------ Records supplied
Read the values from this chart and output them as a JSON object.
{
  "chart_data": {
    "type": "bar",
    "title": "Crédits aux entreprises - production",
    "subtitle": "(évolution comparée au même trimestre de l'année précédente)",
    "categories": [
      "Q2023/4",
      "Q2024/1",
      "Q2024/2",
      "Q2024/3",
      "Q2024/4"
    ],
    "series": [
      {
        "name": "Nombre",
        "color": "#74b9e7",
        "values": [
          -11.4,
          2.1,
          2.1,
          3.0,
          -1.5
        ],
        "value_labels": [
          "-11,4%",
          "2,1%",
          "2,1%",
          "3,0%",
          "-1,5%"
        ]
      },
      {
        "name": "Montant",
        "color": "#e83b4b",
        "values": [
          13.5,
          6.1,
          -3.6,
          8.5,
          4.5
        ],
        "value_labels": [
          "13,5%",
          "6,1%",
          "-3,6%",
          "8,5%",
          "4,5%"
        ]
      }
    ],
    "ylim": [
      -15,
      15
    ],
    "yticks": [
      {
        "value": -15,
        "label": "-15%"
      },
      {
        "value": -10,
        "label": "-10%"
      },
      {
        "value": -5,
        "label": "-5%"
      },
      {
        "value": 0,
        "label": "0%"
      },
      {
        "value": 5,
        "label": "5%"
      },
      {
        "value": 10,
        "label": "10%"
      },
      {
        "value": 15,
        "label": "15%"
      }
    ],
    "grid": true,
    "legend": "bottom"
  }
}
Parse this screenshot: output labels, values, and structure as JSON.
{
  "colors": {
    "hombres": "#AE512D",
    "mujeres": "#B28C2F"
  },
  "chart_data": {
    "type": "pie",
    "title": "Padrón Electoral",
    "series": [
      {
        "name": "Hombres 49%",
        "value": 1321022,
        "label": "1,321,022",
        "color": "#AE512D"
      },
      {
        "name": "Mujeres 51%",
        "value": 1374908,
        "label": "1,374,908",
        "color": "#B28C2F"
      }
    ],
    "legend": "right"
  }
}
------------
Repeat each record exactly. Omit nothing.

Read the values from this chart and output them as a JSON object.
{
  "chart_data": {
    "type": "bar",
    "title": "Crédits aux entreprises - production",
    "subtitle": "(évolution comparée au même trimestre de l'année précédente)",
    "categories": [
      "Q2023/4",
      "Q2024/1",
      "Q2024/2",
      "Q2024/3",
      "Q2024/4"
    ],
    "series": [
      {
        "name": "Nombre",
        "color": "#74b9e7",
        "values": [
          -11.4,
          2.1,
          2.1,
          3.0,
          -1.5
        ],
        "value_labels": [
          "-11,4%",
          "2,1%",
          "2,1%",
          "3,0%",
          "-1,5%"
        ]
      },
      {
        "name": "Montant",
        "color": "#e83b4b",
        "values": [
          13.5,
          6.1,
          -3.6,
          8.5,
          4.5
        ],
        "value_labels": [
          "13,5%",
          "6,1%",
          "-3,6%",
          "8,5%",
          "4,5%"
        ]
      }
    ],
    "ylim": [
      -15,
      15
    ],
    "yticks": [
      {
        "value": -15,
        "label": "-15%"
      },
      {
        "value": -10,
        "label": "-10%"
      },
      {
        "value": -5,
        "label": "-5%"
      },
      {
        "value": 0,
        "label": "0%"
      },
      {
        "value": 5,
        "label": "5%"
      },
      {
        "value": 10,
        "label": "10%"
      },
      {
        "value": 15,
        "label": "15%"
      }
    ],
    "grid": true,
    "legend": "bottom"
  }
}
Parse this screenshot: output labels, values, and structure as JSON.
{
  "colors": {
    "hombres": "#AE512D",
    "mujeres": "#B28C2F"
  },
  "chart_data": {
    "type": "pie",
    "title": "Padrón Electoral",
    "series": [
      {
        "name": "Hombres 49%",
        "value": 1321022,
        "label": "1,321,022",
        "color": "#AE512D"
      },
      {
        "name": "Mujeres 51%",
        "value": 1374908,
        "label": "1,374,908",
        "color": "#B28C2F"
      }
    ],
    "legend": "right"
  }
}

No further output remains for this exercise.